--- begin ---
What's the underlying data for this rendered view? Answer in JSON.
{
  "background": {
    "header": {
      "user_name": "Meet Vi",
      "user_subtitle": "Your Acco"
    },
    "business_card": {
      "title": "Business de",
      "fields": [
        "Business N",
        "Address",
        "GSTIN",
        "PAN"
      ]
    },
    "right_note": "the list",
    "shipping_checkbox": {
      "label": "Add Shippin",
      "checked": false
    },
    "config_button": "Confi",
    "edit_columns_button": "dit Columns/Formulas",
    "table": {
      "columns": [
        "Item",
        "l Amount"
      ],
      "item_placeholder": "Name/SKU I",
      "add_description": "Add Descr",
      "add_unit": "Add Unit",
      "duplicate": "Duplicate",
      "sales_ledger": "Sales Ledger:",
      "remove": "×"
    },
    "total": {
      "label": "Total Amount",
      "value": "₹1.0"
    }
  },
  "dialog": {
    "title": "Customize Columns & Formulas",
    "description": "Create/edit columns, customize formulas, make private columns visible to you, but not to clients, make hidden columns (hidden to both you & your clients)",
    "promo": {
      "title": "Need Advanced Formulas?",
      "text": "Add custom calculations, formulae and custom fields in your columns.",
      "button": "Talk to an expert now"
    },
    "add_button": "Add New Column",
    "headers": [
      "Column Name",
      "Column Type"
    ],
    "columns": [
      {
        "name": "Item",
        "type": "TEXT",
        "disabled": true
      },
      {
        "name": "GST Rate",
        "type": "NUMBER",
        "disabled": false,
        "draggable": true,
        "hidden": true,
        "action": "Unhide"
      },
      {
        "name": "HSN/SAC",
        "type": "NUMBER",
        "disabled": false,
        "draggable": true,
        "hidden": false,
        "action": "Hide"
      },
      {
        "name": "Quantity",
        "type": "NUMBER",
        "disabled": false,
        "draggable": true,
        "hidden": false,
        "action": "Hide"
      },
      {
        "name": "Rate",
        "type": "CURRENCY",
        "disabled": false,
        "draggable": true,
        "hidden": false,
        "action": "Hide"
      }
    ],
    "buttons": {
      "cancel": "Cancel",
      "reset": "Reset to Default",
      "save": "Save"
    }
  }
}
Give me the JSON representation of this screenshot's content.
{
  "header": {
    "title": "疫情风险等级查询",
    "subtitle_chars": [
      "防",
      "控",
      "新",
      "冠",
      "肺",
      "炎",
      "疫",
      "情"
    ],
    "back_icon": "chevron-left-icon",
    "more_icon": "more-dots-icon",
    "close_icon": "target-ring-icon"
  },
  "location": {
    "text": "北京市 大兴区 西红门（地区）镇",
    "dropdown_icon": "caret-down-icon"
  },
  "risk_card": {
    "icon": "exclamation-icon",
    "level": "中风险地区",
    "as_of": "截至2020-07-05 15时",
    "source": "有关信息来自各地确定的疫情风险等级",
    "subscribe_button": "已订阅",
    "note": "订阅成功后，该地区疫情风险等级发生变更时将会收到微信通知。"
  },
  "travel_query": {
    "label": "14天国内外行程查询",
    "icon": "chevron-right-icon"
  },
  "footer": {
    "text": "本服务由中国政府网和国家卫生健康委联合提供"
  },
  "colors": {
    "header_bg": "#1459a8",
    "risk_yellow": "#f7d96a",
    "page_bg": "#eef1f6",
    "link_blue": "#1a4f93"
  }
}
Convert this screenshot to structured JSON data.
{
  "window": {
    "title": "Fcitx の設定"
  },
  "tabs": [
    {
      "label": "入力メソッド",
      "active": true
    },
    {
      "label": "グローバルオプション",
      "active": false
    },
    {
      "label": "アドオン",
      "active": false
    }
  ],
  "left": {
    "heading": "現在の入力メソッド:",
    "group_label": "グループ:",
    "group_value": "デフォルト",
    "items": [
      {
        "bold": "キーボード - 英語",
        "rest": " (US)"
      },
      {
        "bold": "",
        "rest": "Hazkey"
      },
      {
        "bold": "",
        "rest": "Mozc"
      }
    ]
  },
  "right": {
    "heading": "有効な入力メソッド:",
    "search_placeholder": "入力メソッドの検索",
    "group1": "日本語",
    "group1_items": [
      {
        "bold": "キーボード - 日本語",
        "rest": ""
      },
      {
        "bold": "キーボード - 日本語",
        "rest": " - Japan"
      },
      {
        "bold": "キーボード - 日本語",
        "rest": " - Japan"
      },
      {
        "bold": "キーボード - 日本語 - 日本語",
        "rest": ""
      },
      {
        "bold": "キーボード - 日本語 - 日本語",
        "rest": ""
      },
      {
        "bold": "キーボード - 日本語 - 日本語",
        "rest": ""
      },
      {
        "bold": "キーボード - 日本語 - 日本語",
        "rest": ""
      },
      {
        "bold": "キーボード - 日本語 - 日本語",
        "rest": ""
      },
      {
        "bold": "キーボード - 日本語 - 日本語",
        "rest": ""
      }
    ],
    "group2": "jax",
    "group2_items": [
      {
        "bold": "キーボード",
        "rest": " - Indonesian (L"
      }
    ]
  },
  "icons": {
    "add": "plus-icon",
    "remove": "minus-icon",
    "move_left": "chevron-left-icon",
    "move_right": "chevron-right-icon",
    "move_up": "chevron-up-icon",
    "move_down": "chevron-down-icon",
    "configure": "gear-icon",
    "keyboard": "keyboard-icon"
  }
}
--- end ---
Reproduce each line holding the word "data".

What's the underlying data for this rendered view? Answer in JSON.
Convert this screenshot to structured JSON data.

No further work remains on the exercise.